BEGIN

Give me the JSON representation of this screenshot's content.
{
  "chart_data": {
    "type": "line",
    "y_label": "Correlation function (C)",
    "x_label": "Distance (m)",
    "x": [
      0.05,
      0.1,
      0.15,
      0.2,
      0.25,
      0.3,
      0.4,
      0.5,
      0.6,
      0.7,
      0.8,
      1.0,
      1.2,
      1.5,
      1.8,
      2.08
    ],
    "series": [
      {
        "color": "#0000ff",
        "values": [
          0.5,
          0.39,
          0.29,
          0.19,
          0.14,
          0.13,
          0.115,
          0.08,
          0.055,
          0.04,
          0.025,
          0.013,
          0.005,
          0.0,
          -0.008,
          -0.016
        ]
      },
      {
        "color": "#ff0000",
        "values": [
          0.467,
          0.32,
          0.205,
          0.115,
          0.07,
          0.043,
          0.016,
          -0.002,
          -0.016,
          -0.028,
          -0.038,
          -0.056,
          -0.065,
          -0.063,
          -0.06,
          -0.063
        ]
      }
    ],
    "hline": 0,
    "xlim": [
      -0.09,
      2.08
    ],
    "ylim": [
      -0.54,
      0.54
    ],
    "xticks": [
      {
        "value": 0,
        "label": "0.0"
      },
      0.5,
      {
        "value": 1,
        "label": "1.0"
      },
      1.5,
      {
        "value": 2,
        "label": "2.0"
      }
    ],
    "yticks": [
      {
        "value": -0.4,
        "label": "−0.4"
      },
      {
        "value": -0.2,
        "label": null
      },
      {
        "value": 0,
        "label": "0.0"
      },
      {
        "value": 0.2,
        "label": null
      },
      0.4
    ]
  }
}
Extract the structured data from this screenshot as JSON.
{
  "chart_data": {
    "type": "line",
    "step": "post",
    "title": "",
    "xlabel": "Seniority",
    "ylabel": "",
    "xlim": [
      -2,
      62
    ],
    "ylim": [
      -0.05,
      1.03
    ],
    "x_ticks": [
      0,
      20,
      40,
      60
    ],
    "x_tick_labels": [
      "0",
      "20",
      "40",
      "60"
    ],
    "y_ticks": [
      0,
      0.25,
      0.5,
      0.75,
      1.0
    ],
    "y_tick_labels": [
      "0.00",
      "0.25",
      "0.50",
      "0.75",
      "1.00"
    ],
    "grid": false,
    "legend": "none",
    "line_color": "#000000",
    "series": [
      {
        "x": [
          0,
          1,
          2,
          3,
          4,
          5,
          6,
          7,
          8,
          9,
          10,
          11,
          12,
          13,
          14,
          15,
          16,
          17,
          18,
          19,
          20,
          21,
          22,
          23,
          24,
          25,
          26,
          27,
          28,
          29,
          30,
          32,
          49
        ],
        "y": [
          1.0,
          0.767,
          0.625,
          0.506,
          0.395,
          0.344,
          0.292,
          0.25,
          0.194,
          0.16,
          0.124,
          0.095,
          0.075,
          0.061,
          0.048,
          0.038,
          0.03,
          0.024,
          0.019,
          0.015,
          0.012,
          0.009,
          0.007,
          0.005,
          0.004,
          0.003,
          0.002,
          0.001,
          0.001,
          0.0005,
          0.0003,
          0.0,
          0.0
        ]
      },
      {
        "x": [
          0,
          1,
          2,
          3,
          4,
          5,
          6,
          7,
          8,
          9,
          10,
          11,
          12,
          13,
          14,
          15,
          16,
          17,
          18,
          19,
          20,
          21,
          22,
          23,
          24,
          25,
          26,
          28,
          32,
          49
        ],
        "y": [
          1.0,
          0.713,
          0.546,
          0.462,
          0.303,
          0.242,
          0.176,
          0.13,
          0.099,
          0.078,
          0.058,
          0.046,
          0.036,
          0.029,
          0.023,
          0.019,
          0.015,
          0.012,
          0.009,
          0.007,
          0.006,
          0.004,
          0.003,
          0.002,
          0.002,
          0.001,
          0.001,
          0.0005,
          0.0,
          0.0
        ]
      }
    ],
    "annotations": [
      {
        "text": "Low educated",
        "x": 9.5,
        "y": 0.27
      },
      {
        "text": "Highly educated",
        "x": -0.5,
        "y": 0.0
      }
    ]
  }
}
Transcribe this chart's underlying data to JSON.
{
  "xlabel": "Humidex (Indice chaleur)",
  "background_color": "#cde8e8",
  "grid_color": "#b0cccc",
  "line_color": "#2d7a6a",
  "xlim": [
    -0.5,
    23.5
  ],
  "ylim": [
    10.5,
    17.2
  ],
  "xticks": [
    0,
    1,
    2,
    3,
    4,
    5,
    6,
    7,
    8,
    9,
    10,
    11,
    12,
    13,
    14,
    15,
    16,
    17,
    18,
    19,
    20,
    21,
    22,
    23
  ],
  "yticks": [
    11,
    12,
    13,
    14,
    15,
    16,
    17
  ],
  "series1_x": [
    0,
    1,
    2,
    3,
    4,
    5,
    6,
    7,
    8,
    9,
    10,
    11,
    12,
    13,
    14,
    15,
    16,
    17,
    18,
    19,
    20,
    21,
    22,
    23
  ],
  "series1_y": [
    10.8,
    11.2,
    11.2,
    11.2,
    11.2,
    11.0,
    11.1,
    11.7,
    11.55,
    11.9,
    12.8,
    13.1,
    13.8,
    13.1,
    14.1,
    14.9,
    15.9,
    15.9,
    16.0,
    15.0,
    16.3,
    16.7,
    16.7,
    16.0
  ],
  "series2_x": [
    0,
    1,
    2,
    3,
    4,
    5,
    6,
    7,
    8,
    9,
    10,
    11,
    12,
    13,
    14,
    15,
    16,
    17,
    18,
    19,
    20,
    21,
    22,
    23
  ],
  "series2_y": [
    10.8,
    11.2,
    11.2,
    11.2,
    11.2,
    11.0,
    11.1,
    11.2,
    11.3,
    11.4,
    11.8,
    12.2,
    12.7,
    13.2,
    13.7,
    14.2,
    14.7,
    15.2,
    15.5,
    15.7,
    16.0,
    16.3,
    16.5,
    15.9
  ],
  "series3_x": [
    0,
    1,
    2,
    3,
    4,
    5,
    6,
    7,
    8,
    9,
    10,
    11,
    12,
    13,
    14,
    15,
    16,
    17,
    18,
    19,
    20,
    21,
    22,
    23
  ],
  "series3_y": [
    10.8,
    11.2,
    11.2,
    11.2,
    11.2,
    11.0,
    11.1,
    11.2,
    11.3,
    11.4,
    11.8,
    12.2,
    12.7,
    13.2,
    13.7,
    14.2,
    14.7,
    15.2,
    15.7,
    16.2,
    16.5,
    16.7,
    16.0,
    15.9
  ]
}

END

**Exercise:**
Extract the whole listing, character for character.

**In response:**
Give me the JSON representation of this screenshot's content.
{
  "chart_data": {
    "type": "line",
    "y_label": "Correlation function (C)",
    "x_label": "Distance (m)",
    "x": [
      0.05,
      0.1,
      0.15,
      0.2,
      0.25,
      0.3,
      0.4,
      0.5,
      0.6,
      0.7,
      0.8,
      1.0,
      1.2,
      1.5,
      1.8,
      2.08
    ],
    "series": [
      {
        "color": "#0000ff",
        "values": [
          0.5,
          0.39,
          0.29,
          0.19,
          0.14,
          0.13,
          0.115,
          0.08,
          0.055,
          0.04,
          0.025,
          0.013,
          0.005,
          0.0,
          -0.008,
          -0.016
        ]
      },
      {
        "color": "#ff0000",
        "values": [
          0.467,
          0.32,
          0.205,
          0.115,
          0.07,
          0.043,
          0.016,
          -0.002,
          -0.016,
          -0.028,
          -0.038,
          -0.056,
          -0.065,
          -0.063,
          -0.06,
          -0.063
        ]
      }
    ],
    "hline": 0,
    "xlim": [
      -0.09,
      2.08
    ],
    "ylim": [
      -0.54,
      0.54
    ],
    "xticks": [
      {
        "value": 0,
        "label": "0.0"
      },
      0.5,
      {
        "value": 1,
        "label": "1.0"
      },
      1.5,
      {
        "value": 2,
        "label": "2.0"
      }
    ],
    "yticks": [
      {
        "value": -0.4,
        "label": "−0.4"
      },
      {
        "value": -0.2,
        "label": null
      },
      {
        "value": 0,
        "label": "0.0"
      },
      {
        "value": 0.2,
        "label": null
      },
      0.4
    ]
  }
}
Extract the structured data from this screenshot as JSON.
{
  "chart_data": {
    "type": "line",
    "step": "post",
    "title": "",
    "xlabel": "Seniority",
    "ylabel": "",
    "xlim": [
      -2,
      62
    ],
    "ylim": [
      -0.05,
      1.03
    ],
    "x_ticks": [
      0,
      20,
      40,
      60
    ],
    "x_tick_labels": [
      "0",
      "20",
      "40",
      "60"
    ],
    "y_ticks": [
      0,
      0.25,
      0.5,
      0.75,
      1.0
    ],
    "y_tick_labels": [
      "0.00",
      "0.25",
      "0.50",
      "0.75",
      "1.00"
    ],
    "grid": false,
    "legend": "none",
    "line_color": "#000000",
    "series": [
      {
        "x": [
          0,
          1,
          2,
          3,
          4,
          5,
          6,
          7,
          8,
          9,
          10,
          11,
          12,
          13,
          14,
          15,
          16,
          17,
          18,
          19,
          20,
          21,
          22,
          23,
          24,
          25,
          26,
          27,
          28,
          29,
          30,
          32,
          49
        ],
        "y": [
          1.0,
          0.767,
          0.625,
          0.506,
          0.395,
          0.344,
          0.292,
          0.25,
          0.194,
          0.16,
          0.124,
          0.095,
          0.075,
          0.061,
          0.048,
          0.038,
          0.03,
          0.024,
          0.019,
          0.015,
          0.012,
          0.009,
          0.007,
          0.005,
          0.004,
          0.003,
          0.002,
          0.001,
          0.001,
          0.0005,
          0.0003,
          0.0,
          0.0
        ]
      },
      {
        "x": [
          0,
          1,
          2,
          3,
          4,
          5,
          6,
          7,
          8,
          9,
          10,
          11,
          12,
          13,
          14,
          15,
          16,
          17,
          18,
          19,
          20,
          21,
          22,
          23,
          24,
          25,
          26,
          28,
          32,
          49
        ],
        "y": [
          1.0,
          0.713,
          0.546,
          0.462,
          0.303,
          0.242,
          0.176,
          0.13,
          0.099,
          0.078,
          0.058,
          0.046,
          0.036,
          0.029,
          0.023,
          0.019,
          0.015,
          0.012,
          0.009,
          0.007,
          0.006,
          0.004,
          0.003,
          0.002,
          0.002,
          0.001,
          0.001,
          0.0005,
          0.0,
          0.0
        ]
      }
    ],
    "annotations": [
      {
        "text": "Low educated",
        "x": 9.5,
        "y": 0.27
      },
      {
        "text": "Highly educated",
        "x": -0.5,
        "y": 0.0
      }
    ]
  }
}
Transcribe this chart's underlying data to JSON.
{
  "xlabel": "Humidex (Indice chaleur)",
  "background_color": "#cde8e8",
  "grid_color": "#b0cccc",
  "line_color": "#2d7a6a",
  "xlim": [
    -0.5,
    23.5
  ],
  "ylim": [
    10.5,
    17.2
  ],
  "xticks": [
    0,
    1,
    2,
    3,
    4,
    5,
    6,
    7,
    8,
    9,
    10,
    11,
    12,
    13,
    14,
    15,
    16,
    17,
    18,
    19,
    20,
    21,
    22,
    23
  ],
  "yticks": [
    11,
    12,
    13,
    14,
    15,
    16,
    17
  ],
  "series1_x": [
    0,
    1,
    2,
    3,
    4,
    5,
    6,
    7,
    8,
    9,
    10,
    11,
    12,
    13,
    14,
    15,
    16,
    17,
    18,
    19,
    20,
    21,
    22,
    23
  ],
  "series1_y": [
    10.8,
    11.2,
    11.2,
    11.2,
    11.2,
    11.0,
    11.1,
    11.7,
    11.55,
    11.9,
    12.8,
    13.1,
    13.8,
    13.1,
    14.1,
    14.9,
    15.9,
    15.9,
    16.0,
    15.0,
    16.3,
    16.7,
    16.7,
    16.0
  ],
  "series2_x": [
    0,
    1,
    2,
    3,
    4,
    5,
    6,
    7,
    8,
    9,
    10,
    11,
    12,
    13,
    14,
    15,
    16,
    17,
    18,
    19,
    20,
    21,
    22,
    23
  ],
  "series2_y": [
    10.8,
    11.2,
    11.2,
    11.2,
    11.2,
    11.0,
    11.1,
    11.2,
    11.3,
    11.4,
    11.8,
    12.2,
    12.7,
    13.2,
    13.7,
    14.2,
    14.7,
    15.2,
    15.5,
    15.7,
    16.0,
    16.3,
    16.5,
    15.9
  ],
  "series3_x": [
    0,
    1,
    2,
    3,
    4,
    5,
    6,
    7,
    8,
    9,
    10,
    11,
    12,
    13,
    14,
    15,
    16,
    17,
    18,
    19,
    20,
    21,
    22,
    23
  ],
  "series3_y": [
    10.8,
    11.2,
    11.2,
    11.2,
    11.2,
    11.0,
    11.1,
    11.2,
    11.3,
    11.4,
    11.8,
    12.2,
    12.7,
    13.2,
    13.7,
    14.2,
    14.7,
    15.2,
    15.7,
    16.2,
    16.5,
    16.7,
    16.0,
    15.9
  ]
}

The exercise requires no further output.